* [PROBLEM DETAILS]
Extract all lines in the data that contain the word "Profit".

▼

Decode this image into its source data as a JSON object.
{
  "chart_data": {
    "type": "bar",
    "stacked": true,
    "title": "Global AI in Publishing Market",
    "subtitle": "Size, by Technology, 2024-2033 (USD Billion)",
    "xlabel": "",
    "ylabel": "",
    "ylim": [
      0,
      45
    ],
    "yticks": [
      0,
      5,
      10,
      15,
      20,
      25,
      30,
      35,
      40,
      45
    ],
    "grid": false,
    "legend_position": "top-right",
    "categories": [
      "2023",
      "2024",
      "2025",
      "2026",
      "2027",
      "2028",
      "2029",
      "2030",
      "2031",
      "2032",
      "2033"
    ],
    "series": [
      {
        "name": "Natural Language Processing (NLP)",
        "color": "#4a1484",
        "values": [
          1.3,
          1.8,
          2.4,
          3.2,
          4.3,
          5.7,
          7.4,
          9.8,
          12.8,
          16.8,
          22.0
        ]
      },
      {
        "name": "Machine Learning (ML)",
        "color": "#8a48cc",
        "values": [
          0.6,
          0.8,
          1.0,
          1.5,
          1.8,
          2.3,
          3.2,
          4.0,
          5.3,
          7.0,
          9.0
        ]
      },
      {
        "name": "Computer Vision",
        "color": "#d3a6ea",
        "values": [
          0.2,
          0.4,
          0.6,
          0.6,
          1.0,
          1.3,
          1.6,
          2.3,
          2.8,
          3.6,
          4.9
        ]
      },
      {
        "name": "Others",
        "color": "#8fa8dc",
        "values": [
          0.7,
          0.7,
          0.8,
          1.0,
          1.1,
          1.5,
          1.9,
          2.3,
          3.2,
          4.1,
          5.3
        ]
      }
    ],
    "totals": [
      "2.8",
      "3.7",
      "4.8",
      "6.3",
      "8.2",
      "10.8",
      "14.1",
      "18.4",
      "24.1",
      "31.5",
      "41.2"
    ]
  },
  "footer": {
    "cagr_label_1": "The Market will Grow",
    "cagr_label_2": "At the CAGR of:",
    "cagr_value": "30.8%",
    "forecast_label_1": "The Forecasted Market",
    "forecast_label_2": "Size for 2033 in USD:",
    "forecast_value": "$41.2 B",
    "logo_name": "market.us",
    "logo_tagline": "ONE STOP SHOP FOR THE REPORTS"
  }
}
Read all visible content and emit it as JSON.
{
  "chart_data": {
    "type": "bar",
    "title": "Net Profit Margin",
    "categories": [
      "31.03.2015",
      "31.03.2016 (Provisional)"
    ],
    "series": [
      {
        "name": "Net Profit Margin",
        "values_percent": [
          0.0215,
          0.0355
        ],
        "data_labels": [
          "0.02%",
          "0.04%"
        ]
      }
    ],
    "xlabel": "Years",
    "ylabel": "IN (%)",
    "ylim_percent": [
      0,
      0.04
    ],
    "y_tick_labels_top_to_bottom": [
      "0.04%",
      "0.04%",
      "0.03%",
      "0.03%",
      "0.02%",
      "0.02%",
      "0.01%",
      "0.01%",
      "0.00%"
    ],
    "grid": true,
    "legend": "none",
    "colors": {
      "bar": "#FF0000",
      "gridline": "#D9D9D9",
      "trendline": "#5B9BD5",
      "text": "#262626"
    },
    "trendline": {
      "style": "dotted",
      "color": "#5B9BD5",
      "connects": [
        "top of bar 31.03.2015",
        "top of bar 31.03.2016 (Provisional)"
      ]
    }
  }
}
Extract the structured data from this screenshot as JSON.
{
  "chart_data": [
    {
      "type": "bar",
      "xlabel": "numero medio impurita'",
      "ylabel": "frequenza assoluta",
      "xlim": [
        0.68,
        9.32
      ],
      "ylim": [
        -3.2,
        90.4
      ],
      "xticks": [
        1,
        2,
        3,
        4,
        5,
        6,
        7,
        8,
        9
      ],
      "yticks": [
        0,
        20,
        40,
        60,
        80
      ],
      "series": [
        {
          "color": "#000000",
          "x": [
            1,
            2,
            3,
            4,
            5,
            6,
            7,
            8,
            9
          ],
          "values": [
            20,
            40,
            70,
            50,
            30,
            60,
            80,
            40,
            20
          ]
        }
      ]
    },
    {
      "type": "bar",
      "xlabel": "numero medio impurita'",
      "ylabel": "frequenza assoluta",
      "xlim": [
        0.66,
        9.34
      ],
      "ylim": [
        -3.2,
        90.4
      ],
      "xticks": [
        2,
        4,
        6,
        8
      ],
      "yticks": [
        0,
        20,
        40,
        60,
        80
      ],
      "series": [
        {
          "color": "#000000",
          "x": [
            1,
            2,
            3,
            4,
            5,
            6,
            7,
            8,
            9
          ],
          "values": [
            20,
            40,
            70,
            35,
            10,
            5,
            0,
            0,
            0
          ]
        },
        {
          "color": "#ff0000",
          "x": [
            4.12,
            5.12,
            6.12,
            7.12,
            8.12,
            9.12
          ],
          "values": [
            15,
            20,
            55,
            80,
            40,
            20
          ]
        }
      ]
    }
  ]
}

▲

* [RESPONSE]
    "title": "Net Profit Margin",
        "name": "Net Profit Margin",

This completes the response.